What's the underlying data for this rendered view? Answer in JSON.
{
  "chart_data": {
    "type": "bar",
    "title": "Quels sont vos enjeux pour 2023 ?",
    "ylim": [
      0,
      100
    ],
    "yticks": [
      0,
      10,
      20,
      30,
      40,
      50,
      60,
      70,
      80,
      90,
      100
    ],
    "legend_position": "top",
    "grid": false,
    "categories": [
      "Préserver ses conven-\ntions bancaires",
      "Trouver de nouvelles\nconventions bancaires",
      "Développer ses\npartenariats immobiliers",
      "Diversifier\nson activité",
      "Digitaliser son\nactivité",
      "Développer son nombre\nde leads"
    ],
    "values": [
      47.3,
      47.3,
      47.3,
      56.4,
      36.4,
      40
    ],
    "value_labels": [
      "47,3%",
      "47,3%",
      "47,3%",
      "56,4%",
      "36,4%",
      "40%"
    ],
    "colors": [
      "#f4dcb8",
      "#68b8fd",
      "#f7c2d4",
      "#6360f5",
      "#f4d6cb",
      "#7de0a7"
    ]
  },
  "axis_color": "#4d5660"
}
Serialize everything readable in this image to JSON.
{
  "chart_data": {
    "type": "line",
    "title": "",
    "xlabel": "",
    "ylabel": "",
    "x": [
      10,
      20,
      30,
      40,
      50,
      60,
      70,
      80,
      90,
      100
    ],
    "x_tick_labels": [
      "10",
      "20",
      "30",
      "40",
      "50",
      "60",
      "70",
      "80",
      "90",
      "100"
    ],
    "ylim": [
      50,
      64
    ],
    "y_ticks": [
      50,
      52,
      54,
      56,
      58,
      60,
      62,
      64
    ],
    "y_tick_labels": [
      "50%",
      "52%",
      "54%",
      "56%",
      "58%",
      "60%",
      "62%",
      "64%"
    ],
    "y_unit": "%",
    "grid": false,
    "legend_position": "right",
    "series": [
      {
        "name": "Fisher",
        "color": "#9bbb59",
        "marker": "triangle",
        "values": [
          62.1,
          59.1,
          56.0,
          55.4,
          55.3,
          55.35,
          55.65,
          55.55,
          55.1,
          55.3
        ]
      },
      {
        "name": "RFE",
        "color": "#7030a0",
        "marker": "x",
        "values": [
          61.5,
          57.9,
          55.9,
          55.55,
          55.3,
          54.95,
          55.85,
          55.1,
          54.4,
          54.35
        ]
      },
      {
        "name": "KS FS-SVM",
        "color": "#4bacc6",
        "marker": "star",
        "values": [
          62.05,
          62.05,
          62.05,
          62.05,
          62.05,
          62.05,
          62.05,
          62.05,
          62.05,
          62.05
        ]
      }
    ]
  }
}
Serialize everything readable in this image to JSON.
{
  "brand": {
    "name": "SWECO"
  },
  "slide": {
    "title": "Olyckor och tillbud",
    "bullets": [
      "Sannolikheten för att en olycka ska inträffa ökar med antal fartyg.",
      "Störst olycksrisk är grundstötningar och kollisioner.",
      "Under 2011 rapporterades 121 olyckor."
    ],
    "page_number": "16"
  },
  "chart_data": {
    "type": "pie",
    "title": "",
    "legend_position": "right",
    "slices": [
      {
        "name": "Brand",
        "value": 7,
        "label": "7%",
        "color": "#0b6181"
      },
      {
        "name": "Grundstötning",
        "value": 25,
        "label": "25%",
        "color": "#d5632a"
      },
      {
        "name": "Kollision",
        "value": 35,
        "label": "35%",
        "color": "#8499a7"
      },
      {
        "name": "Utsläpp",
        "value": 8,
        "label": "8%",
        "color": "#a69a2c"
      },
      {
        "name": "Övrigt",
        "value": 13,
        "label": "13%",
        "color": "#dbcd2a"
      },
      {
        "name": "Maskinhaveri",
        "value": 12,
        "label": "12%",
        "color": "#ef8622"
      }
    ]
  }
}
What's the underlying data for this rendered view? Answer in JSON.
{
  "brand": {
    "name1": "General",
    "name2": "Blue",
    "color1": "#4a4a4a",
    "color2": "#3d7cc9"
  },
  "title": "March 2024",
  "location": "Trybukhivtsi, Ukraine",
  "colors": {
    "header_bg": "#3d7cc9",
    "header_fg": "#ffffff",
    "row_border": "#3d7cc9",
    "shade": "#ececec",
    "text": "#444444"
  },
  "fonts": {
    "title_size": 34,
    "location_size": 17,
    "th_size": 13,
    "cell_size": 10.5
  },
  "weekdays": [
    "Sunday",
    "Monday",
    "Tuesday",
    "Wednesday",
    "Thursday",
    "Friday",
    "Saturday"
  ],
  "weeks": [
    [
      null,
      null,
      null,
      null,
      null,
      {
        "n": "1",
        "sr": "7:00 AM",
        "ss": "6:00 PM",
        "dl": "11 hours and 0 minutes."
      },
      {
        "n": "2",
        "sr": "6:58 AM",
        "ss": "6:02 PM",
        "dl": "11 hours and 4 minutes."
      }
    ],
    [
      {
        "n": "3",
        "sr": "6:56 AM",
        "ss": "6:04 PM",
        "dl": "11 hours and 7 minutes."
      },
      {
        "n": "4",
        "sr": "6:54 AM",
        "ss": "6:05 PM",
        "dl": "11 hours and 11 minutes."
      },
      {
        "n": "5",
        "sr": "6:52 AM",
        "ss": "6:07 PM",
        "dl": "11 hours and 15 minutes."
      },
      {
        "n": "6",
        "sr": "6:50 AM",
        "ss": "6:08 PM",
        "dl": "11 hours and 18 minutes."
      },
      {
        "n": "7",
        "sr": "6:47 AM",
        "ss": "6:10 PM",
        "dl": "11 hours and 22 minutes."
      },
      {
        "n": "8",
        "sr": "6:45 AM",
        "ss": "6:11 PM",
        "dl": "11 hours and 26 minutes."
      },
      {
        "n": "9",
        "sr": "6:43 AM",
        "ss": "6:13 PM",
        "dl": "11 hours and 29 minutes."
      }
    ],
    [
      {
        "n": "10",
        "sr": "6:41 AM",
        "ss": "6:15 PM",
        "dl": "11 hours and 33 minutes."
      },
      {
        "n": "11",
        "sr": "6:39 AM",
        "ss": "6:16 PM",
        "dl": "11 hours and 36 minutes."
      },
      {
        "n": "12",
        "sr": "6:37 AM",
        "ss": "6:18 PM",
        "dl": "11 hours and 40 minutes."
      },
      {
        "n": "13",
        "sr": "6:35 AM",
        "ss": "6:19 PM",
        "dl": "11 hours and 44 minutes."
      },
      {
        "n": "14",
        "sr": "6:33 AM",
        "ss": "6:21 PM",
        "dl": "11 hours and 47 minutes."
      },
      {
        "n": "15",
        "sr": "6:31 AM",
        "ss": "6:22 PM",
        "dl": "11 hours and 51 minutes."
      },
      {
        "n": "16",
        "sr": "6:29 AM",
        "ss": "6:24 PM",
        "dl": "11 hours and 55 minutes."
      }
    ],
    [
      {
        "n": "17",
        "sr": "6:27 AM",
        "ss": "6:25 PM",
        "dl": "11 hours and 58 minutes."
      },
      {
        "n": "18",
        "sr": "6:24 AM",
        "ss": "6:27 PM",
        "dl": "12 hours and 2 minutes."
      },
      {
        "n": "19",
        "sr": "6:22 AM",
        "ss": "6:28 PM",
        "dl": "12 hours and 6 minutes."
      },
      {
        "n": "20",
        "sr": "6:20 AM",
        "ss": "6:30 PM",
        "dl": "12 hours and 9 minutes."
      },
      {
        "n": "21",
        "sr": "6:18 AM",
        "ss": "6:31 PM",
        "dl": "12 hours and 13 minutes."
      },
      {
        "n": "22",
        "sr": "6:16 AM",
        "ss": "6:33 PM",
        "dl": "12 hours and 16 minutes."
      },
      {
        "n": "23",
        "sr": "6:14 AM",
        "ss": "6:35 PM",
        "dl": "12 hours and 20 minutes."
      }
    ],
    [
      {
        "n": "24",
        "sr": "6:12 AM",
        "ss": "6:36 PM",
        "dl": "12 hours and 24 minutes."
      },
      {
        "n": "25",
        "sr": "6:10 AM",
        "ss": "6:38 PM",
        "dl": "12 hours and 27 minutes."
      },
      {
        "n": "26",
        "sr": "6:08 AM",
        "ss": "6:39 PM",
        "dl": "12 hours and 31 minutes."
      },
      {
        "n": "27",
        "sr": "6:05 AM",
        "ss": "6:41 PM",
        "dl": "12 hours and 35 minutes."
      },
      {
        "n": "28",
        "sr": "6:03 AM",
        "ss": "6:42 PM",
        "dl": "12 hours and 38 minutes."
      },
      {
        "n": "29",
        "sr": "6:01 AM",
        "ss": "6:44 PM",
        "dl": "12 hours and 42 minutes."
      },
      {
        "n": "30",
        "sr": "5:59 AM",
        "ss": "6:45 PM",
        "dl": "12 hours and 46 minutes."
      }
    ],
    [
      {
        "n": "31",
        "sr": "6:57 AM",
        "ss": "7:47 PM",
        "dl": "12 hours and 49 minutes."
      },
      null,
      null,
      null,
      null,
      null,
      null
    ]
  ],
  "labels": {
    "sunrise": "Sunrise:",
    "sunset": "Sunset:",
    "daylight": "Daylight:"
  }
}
+++++
• _WHAT TO DO_
Search the records above for "marker". Copy each line where it is found.

• _TASK SOLUTION_
        "marker": "triangle",
        "marker": "x",
        "marker": "star",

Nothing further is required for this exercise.